Task objective |
Write the data out again, exactly as given.

Data entries |
==========

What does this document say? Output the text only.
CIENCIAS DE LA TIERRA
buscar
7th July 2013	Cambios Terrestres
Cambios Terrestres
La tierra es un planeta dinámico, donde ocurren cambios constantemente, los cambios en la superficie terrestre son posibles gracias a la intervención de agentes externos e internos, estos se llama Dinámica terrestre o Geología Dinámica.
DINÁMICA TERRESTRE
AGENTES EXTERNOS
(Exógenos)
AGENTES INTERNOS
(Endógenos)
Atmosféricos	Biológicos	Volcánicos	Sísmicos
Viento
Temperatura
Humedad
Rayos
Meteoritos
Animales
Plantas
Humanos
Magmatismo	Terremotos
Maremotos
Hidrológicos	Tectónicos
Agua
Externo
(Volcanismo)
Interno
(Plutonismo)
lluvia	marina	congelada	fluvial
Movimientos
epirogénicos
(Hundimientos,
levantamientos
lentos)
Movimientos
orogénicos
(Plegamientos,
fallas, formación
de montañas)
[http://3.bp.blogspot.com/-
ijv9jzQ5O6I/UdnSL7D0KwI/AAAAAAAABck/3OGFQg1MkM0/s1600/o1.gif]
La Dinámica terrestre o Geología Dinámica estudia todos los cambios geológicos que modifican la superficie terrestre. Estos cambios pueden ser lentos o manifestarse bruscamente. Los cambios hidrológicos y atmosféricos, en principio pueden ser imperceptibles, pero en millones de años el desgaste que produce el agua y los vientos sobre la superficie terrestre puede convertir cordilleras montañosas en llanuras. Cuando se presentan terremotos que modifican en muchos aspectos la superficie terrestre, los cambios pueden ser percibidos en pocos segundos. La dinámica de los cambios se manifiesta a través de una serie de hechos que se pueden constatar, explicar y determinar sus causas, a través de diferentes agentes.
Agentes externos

==========

Task result |
What does this document say? Output the text only.
CIENCIAS DE LA TIERRA
buscar
7th July 2013	Cambios Terrestres
Cambios Terrestres
La tierra es un planeta dinámico, donde ocurren cambios constantemente, los cambios en la superficie terrestre son posibles gracias a la intervención de agentes externos e internos, estos se llama Dinámica terrestre o Geología Dinámica.
DINÁMICA TERRESTRE
AGENTES EXTERNOS
(Exógenos)
AGENTES INTERNOS
(Endógenos)
Atmosféricos	Biológicos	Volcánicos	Sísmicos
Viento
Temperatura
Humedad
Rayos
Meteoritos
Animales
Plantas
Humanos
Magmatismo	Terremotos
Maremotos
Hidrológicos	Tectónicos
Agua
Externo
(Volcanismo)
Interno
(Plutonismo)
lluvia	marina	congelada	fluvial
Movimientos
epirogénicos
(Hundimientos,
levantamientos
lentos)
Movimientos
orogénicos
(Plegamientos,
fallas, formación
de montañas)
[http://3.bp.blogspot.com/-
ijv9jzQ5O6I/UdnSL7D0KwI/AAAAAAAABck/3OGFQg1MkM0/s1600/o1.gif]
La Dinámica terrestre o Geología Dinámica estudia todos los cambios geológicos que modifican la superficie terrestre. Estos cambios pueden ser lentos o manifestarse bruscamente. Los cambios hidrológicos y atmosféricos, en principio pueden ser imperceptibles, pero en millones de años el desgaste que produce el agua y los vientos sobre la superficie terrestre puede convertir cordilleras montañosas en llanuras. Cuando se presentan terremotos que modifican en muchos aspectos la superficie terrestre, los cambios pueden ser percibidos en pocos segundos. La dinámica de los cambios se manifiesta a través de una serie de hechos que se pueden constatar, explicar y determinar sus causas, a través de diferentes agentes.
Agentes externos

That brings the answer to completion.